* [What needs to be done]
Retype the records below exactly as they appear.

* [Stored data]
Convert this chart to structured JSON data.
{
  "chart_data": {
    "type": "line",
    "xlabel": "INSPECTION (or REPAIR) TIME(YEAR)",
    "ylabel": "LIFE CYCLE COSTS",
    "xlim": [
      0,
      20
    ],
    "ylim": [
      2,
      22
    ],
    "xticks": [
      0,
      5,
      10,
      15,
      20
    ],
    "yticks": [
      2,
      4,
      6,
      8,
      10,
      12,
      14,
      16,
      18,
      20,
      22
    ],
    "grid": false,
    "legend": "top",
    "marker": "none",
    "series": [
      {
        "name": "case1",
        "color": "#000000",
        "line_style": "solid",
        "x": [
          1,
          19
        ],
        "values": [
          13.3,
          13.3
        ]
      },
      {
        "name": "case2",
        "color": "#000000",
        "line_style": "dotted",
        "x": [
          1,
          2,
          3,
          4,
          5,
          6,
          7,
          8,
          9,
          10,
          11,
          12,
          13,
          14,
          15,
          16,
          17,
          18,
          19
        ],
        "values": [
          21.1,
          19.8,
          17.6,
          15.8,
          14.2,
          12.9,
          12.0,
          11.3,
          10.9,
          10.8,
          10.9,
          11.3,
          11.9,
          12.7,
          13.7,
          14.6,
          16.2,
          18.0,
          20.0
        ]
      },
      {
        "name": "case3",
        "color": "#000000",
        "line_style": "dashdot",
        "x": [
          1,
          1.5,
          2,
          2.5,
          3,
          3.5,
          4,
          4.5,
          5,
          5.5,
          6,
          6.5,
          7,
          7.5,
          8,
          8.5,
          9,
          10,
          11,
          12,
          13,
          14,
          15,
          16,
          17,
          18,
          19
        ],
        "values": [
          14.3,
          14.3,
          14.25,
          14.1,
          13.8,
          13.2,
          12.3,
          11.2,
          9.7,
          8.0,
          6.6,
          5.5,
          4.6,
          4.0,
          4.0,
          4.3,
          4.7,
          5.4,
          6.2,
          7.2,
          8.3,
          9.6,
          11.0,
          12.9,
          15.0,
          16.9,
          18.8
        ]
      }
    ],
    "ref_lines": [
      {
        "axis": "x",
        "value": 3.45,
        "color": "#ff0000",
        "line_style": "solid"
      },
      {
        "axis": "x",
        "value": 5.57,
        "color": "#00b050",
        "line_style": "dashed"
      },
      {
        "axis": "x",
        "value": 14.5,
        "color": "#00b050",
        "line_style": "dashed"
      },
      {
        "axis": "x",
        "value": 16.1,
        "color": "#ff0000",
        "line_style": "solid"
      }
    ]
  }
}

* [Finished exercise]
Convert this chart to structured JSON data.
{
  "chart_data": {
    "type": "line",
    "xlabel": "INSPECTION (or REPAIR) TIME(YEAR)",
    "ylabel": "LIFE CYCLE COSTS",
    "xlim": [
      0,
      20
    ],
    "ylim": [
      2,
      22
    ],
    "xticks": [
      0,
      5,
      10,
      15,
      20
    ],
    "yticks": [
      2,
      4,
      6,
      8,
      10,
      12,
      14,
      16,
      18,
      20,
      22
    ],
    "grid": false,
    "legend": "top",
    "marker": "none",
    "series": [
      {
        "name": "case1",
        "color": "#000000",
        "line_style": "solid",
        "x": [
          1,
          19
        ],
        "values": [
          13.3,
          13.3
        ]
      },
      {
        "name": "case2",
        "color": "#000000",
        "line_style": "dotted",
        "x": [
          1,
          2,
          3,
          4,
          5,
          6,
          7,
          8,
          9,
          10,
          11,
          12,
          13,
          14,
          15,
          16,
          17,
          18,
          19
        ],
        "values": [
          21.1,
          19.8,
          17.6,
          15.8,
          14.2,
          12.9,
          12.0,
          11.3,
          10.9,
          10.8,
          10.9,
          11.3,
          11.9,
          12.7,
          13.7,
          14.6,
          16.2,
          18.0,
          20.0
        ]
      },
      {
        "name": "case3",
        "color": "#000000",
        "line_style": "dashdot",
        "x": [
          1,
          1.5,
          2,
          2.5,
          3,
          3.5,
          4,
          4.5,
          5,
          5.5,
          6,
          6.5,
          7,
          7.5,
          8,
          8.5,
          9,
          10,
          11,
          12,
          13,
          14,
          15,
          16,
          17,
          18,
          19
        ],
        "values": [
          14.3,
          14.3,
          14.25,
          14.1,
          13.8,
          13.2,
          12.3,
          11.2,
          9.7,
          8.0,
          6.6,
          5.5,
          4.6,
          4.0,
          4.0,
          4.3,
          4.7,
          5.4,
          6.2,
          7.2,
          8.3,
          9.6,
          11.0,
          12.9,
          15.0,
          16.9,
          18.8
        ]
      }
    ],
    "ref_lines": [
      {
        "axis": "x",
        "value": 3.45,
        "color": "#ff0000",
        "line_style": "solid"
      },
      {
        "axis": "x",
        "value": 5.57,
        "color": "#00b050",
        "line_style": "dashed"
      },
      {
        "axis": "x",
        "value": 14.5,
        "color": "#00b050",
        "line_style": "dashed"
      },
      {
        "axis": "x",
        "value": 16.1,
        "color": "#ff0000",
        "line_style": "solid"
      }
    ]
  }
}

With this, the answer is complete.